Data records:

** START **

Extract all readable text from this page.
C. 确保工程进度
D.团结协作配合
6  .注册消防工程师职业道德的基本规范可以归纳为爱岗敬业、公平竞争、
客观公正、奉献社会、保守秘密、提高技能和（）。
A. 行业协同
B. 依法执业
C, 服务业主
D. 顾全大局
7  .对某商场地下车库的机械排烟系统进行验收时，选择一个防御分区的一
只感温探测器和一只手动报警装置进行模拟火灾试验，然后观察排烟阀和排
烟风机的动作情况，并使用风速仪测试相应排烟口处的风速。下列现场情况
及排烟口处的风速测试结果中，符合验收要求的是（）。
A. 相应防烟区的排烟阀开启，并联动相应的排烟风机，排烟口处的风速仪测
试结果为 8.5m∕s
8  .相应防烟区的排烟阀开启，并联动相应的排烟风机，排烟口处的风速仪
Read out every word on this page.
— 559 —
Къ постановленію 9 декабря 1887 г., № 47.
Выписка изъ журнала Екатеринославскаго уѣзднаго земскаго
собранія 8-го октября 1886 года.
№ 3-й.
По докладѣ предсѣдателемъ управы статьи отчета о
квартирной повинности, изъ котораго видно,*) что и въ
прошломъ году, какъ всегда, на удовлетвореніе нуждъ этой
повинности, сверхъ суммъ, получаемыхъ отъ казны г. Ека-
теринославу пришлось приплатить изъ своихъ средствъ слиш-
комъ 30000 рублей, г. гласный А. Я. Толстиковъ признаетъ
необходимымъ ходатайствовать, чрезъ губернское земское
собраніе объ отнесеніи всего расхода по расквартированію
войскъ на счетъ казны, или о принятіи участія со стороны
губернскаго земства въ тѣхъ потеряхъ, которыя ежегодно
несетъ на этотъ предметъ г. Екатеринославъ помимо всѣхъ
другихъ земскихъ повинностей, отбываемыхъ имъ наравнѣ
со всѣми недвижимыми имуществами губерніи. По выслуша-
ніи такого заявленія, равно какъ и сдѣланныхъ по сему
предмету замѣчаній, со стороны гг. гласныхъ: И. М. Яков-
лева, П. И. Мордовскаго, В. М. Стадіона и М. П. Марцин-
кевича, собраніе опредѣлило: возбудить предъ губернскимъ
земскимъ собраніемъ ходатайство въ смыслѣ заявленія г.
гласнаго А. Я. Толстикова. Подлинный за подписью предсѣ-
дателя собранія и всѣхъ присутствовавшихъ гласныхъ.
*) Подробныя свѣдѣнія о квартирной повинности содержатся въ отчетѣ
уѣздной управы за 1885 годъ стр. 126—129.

** END **

# [GIVEN TASK]
All entries shown above should be printed again exactly.

# [ANSWER TO THIS PROBLEM]
Extract all readable text from this page.
C. 确保工程进度
D.团结协作配合
6  .注册消防工程师职业道德的基本规范可以归纳为爱岗敬业、公平竞争、
客观公正、奉献社会、保守秘密、提高技能和（）。
A. 行业协同
B. 依法执业
C, 服务业主
D. 顾全大局
7  .对某商场地下车库的机械排烟系统进行验收时，选择一个防御分区的一
只感温探测器和一只手动报警装置进行模拟火灾试验，然后观察排烟阀和排
烟风机的动作情况，并使用风速仪测试相应排烟口处的风速。下列现场情况
及排烟口处的风速测试结果中，符合验收要求的是（）。
A. 相应防烟区的排烟阀开启，并联动相应的排烟风机，排烟口处的风速仪测
试结果为 8.5m∕s
8  .相应防烟区的排烟阀开启，并联动相应的排烟风机，排烟口处的风速仪
Read out every word on this page.
— 559 —
Къ постановленію 9 декабря 1887 г., № 47.
Выписка изъ журнала Екатеринославскаго уѣзднаго земскаго
собранія 8-го октября 1886 года.
№ 3-й.
По докладѣ предсѣдателемъ управы статьи отчета о
квартирной повинности, изъ котораго видно,*) что и въ
прошломъ году, какъ всегда, на удовлетвореніе нуждъ этой
повинности, сверхъ суммъ, получаемыхъ отъ казны г. Ека-
теринославу пришлось приплатить изъ своихъ средствъ слиш-
комъ 30000 рублей, г. гласный А. Я. Толстиковъ признаетъ
необходимымъ ходатайствовать, чрезъ губернское земское
собраніе объ отнесеніи всего расхода по расквартированію
войскъ на счетъ казны, или о принятіи участія со стороны
губернскаго земства въ тѣхъ потеряхъ, которыя ежегодно
несетъ на этотъ предметъ г. Екатеринославъ помимо всѣхъ
другихъ земскихъ повинностей, отбываемыхъ имъ наравнѣ
со всѣми недвижимыми имуществами губерніи. По выслуша-
ніи такого заявленія, равно какъ и сдѣланныхъ по сему
предмету замѣчаній, со стороны гг. гласныхъ: И. М. Яков-
лева, П. И. Мордовскаго, В. М. Стадіона и М. П. Марцин-
кевича, собраніе опредѣлило: возбудить предъ губернскимъ
земскимъ собраніемъ ходатайство въ смыслѣ заявленія г.
гласнаго А. Я. Толстикова. Подлинный за подписью предсѣ-
дателя собранія и всѣхъ присутствовавшихъ гласныхъ.
*) Подробныя свѣдѣнія о квартирной повинности содержатся въ отчетѣ
уѣздной управы за 1885 годъ стр. 126—129.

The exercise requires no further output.